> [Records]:
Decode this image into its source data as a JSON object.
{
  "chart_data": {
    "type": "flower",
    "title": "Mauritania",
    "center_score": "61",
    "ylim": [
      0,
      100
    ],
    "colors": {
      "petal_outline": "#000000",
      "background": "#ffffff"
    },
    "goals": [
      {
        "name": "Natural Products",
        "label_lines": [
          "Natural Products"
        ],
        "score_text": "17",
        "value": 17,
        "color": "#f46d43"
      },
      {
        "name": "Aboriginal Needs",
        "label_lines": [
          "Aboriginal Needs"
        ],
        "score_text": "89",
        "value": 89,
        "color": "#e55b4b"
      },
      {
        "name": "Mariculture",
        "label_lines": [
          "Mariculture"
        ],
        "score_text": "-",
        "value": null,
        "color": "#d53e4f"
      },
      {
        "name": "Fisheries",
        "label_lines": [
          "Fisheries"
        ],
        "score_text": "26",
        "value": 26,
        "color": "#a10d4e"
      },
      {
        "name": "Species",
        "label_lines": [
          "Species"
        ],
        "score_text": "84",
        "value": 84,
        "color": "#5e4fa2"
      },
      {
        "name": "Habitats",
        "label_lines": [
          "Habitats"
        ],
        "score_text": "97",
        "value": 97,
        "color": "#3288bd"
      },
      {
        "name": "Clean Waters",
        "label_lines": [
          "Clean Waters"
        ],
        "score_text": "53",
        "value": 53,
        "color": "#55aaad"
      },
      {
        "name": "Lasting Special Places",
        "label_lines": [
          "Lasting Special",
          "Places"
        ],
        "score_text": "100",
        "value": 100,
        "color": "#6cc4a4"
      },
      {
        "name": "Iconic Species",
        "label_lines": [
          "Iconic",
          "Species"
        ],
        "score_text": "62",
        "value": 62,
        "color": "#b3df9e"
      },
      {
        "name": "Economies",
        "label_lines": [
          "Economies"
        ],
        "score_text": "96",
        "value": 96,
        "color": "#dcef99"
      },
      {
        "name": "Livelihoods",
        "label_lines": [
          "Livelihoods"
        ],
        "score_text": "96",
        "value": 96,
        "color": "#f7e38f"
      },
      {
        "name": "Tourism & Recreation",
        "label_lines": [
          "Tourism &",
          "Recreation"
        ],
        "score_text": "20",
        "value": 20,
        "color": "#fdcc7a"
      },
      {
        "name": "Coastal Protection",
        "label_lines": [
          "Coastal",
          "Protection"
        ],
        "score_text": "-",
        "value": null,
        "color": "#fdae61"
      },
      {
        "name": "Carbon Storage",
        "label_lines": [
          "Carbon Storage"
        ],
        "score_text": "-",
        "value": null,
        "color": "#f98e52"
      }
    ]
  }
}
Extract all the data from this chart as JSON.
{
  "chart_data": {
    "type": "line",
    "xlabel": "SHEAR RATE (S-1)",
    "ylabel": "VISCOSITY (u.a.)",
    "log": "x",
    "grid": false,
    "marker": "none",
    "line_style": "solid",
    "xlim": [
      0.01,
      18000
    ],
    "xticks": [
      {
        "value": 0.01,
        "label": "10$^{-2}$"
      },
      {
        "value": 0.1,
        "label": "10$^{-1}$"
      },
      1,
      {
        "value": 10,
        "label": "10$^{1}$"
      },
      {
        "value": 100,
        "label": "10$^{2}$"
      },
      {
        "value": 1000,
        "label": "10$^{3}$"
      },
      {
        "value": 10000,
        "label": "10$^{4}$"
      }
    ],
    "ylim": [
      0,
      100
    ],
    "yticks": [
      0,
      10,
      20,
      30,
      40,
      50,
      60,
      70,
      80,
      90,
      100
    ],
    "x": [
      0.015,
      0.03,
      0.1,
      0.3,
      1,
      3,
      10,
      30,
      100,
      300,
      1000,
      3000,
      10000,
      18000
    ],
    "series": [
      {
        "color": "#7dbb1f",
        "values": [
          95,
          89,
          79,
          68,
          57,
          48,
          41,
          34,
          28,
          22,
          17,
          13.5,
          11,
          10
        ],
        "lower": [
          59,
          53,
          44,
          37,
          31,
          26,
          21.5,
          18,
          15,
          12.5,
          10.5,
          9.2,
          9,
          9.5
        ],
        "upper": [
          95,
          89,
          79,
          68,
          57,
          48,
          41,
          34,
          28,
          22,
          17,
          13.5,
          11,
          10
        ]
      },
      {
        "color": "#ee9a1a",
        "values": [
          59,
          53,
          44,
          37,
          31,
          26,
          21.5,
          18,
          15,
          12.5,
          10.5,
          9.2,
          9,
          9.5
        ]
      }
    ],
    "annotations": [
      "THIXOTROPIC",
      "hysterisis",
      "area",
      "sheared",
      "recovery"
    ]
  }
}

> [WHAT THE TASK ASKS]: Gather each line in the entries above where the string "Aboriginal" is found.

> [RESULT FOR THIS TASK]:
        "name": "Aboriginal Needs",
          "Aboriginal Needs"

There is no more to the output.